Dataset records

*-*-*

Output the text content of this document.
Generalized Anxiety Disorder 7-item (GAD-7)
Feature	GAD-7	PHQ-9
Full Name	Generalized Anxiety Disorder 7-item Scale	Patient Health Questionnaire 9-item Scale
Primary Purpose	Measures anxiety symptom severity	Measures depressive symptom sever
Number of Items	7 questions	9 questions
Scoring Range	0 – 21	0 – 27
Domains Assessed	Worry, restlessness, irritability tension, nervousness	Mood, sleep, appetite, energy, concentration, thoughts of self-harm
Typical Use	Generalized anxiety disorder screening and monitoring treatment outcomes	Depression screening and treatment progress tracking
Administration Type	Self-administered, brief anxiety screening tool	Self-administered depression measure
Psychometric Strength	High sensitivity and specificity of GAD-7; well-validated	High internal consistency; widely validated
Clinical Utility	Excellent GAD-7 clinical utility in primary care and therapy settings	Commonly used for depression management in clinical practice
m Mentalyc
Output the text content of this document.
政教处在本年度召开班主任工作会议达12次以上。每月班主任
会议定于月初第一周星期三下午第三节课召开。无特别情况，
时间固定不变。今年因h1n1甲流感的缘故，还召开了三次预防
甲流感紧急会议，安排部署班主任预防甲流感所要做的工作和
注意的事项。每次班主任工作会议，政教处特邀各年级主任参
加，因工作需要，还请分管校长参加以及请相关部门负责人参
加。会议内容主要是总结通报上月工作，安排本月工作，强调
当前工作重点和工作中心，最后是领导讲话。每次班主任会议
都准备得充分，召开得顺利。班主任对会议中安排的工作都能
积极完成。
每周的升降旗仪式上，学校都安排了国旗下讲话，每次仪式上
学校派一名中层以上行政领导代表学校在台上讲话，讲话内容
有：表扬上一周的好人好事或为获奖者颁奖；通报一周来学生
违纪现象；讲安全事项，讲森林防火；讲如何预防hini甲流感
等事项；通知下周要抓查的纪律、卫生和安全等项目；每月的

*-*-*

**INSTRUCTIONS FOR THE TASK**
Repeat the material in full, exactly as it stands.

**EXERCISE OUTPUT**
Output the text content of this document.
Generalized Anxiety Disorder 7-item (GAD-7)
Feature	GAD-7	PHQ-9
Full Name	Generalized Anxiety Disorder 7-item Scale	Patient Health Questionnaire 9-item Scale
Primary Purpose	Measures anxiety symptom severity	Measures depressive symptom sever
Number of Items	7 questions	9 questions
Scoring Range	0 – 21	0 – 27
Domains Assessed	Worry, restlessness, irritability tension, nervousness	Mood, sleep, appetite, energy, concentration, thoughts of self-harm
Typical Use	Generalized anxiety disorder screening and monitoring treatment outcomes	Depression screening and treatment progress tracking
Administration Type	Self-administered, brief anxiety screening tool	Self-administered depression measure
Psychometric Strength	High sensitivity and specificity of GAD-7; well-validated	High internal consistency; widely validated
Clinical Utility	Excellent GAD-7 clinical utility in primary care and therapy settings	Commonly used for depression management in clinical practice
m Mentalyc
Output the text content of this document.
政教处在本年度召开班主任工作会议达12次以上。每月班主任
会议定于月初第一周星期三下午第三节课召开。无特别情况，
时间固定不变。今年因h1n1甲流感的缘故，还召开了三次预防
甲流感紧急会议，安排部署班主任预防甲流感所要做的工作和
注意的事项。每次班主任工作会议，政教处特邀各年级主任参
加，因工作需要，还请分管校长参加以及请相关部门负责人参
加。会议内容主要是总结通报上月工作，安排本月工作，强调
当前工作重点和工作中心，最后是领导讲话。每次班主任会议
都准备得充分，召开得顺利。班主任对会议中安排的工作都能
积极完成。
每周的升降旗仪式上，学校都安排了国旗下讲话，每次仪式上
学校派一名中层以上行政领导代表学校在台上讲话，讲话内容
有：表扬上一周的好人好事或为获奖者颁奖；通报一周来学生
违纪现象；讲安全事项，讲森林防火；讲如何预防hini甲流感
等事项；通知下周要抓查的纪律、卫生和安全等项目；每月的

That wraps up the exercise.